Chirp 3: model profile

Chirp 3 is Google Cloud's speech model family, delivered as managed cloud services for speech-to-text (Chirp 3: Transcription), high-fidelity text-to-speech (Chirp 3: HD voices), and voice cloning (Chirp 3: Instant Custom Voice).

Specifications

Developer	Google (Google Cloud)
Released	Phased 2025 rollout. TTS (HD voices) GA April 2, 2025; Instant Custom Voice GA (allowlist) April 9, 2025; STT private preview April 11, 2025, public preview August 29, 2025, GA October 13, 2025.
Model type	Managed cloud speech model family: multilingual automatic speech recognition (model ID chirp_3), high-fidelity TTS, and instant custom voice.
Parameters	Not publicly disclosed. The 2023 predecessor Chirp was described by Google as a 2B-parameter speech model; no equivalent disclosure exists for Chirp 3.
Languages	STT: 29 GA transcription locales, many additional preview locales, 85+ languages/locales in preview coverage, 14 diarization locales. TTS: 30 named voices across 53 supported languages/locales.
Modes (batch / streaming)	STT: StreamingRecognize, Recognize, and BatchRecognize. TTS: streaming and batch output; text streaming is exclusive to Chirp 3 HD voices within Cloud TTS.
Throughput / concurrency	Not publicly disclosed. Instant Custom Voice permits 10 new voice cloning keys per minute per project, with no stated absolute limit on total keys.
Deployment	Google Cloud API service: Cloud Text-to-Speech API, Speech-to-Text V2 API, Vertex AI Studio, and Google's console and notebook ecosystem. No boxed or downloadable product.
Pricing	STT standard recognition $0.016/min up to 500k minutes, lower volume-tier rates beyond, dynamic batch $0.003/min. TTS $30 per 1M characters after a free tier of 1M characters monthly. Instant Custom Voice pricing not fully surfaced publicly.
License	Proprietary managed cloud service; consumed via API, not distributed as software.

Not disclosedTraining data · Latency

Known limitations

Issue or limitation	Evidence	Current status or best-known fix
Instant Custom Voice is not self-serve	Google's docs state that access is restricted to allowlisted users, and forum users continued asking for a simpler access flow in 2026.	Still gated. Operationally, the "fix" is to work through sales/allowlisting.
SSML / markup support was incomplete at launch	Generic docs originally said SSML input was unsupported for Chirp 3 HD, while release notes later added limited SSML support in October 2025.	Partially improved, but only selected tags are supported.
Console UI confusion about missing legacy voices	Google staff clarified that only Chirp voices were intentionally shown in the Cloud Console UI even though other TTS voices still existed through the API.	Workaround: use the API rather than relying on the narrowed UI.

· · · ·

- [EXERCISE INSTRUCTIONS] Reproduce the portion of the Chirp 3 profile from "Chirp 3 is Google" to "October 13, 2025." verbatim.

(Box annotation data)
· · · ·

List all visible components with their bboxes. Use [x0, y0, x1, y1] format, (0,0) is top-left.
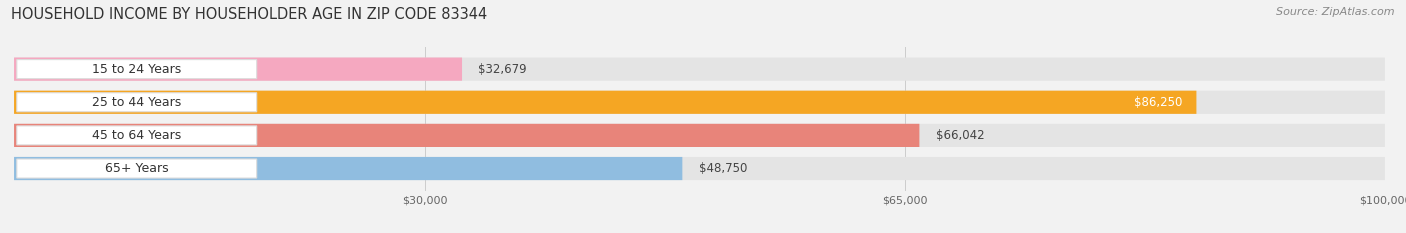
FancyBboxPatch shape	[14, 157, 1385, 180]
Text: 45 to 64 Years: 45 to 64 Years	[93, 129, 181, 142]
Text: 65+ Years: 65+ Years	[105, 162, 169, 175]
FancyBboxPatch shape	[14, 58, 1385, 81]
FancyBboxPatch shape	[14, 91, 1197, 114]
Text: 15 to 24 Years: 15 to 24 Years	[93, 63, 181, 76]
Text: Source: ZipAtlas.com: Source: ZipAtlas.com	[1277, 7, 1395, 17]
FancyBboxPatch shape	[17, 93, 257, 112]
Text: 25 to 44 Years: 25 to 44 Years	[93, 96, 181, 109]
FancyBboxPatch shape	[14, 91, 1385, 114]
Text: $66,042: $66,042	[936, 129, 984, 142]
FancyBboxPatch shape	[14, 58, 463, 81]
FancyBboxPatch shape	[14, 157, 682, 180]
FancyBboxPatch shape	[17, 159, 257, 178]
Text: $48,750: $48,750	[699, 162, 747, 175]
Text: HOUSEHOLD INCOME BY HOUSEHOLDER AGE IN ZIP CODE 83344: HOUSEHOLD INCOME BY HOUSEHOLDER AGE IN Z…	[11, 7, 488, 22]
FancyBboxPatch shape	[17, 60, 257, 79]
Text: $86,250: $86,250	[1135, 96, 1182, 109]
FancyBboxPatch shape	[14, 124, 1385, 147]
Text: $32,679: $32,679	[478, 63, 527, 76]
FancyBboxPatch shape	[17, 126, 257, 145]
FancyBboxPatch shape	[14, 124, 920, 147]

· · · ·

- [CORRECT OUTPUT]
Chirp 3 is Google Cloud's speech model family, delivered as managed cloud services for speech-to-text (Chirp 3: Transcription), high-fidelity text-to-speech (Chirp 3: HD voices), and voice cloning (Chirp 3: Instant Custom Voice).

Specifications

Developer	Google (Google Cloud)
Released	Phased 2025 rollout. TTS (HD voices) GA April 2, 2025; Instant Custom Voice GA (allowlist) April 9, 2025; STT private preview April 11, 2025, public preview August 29, 2025, GA October 13, 2025.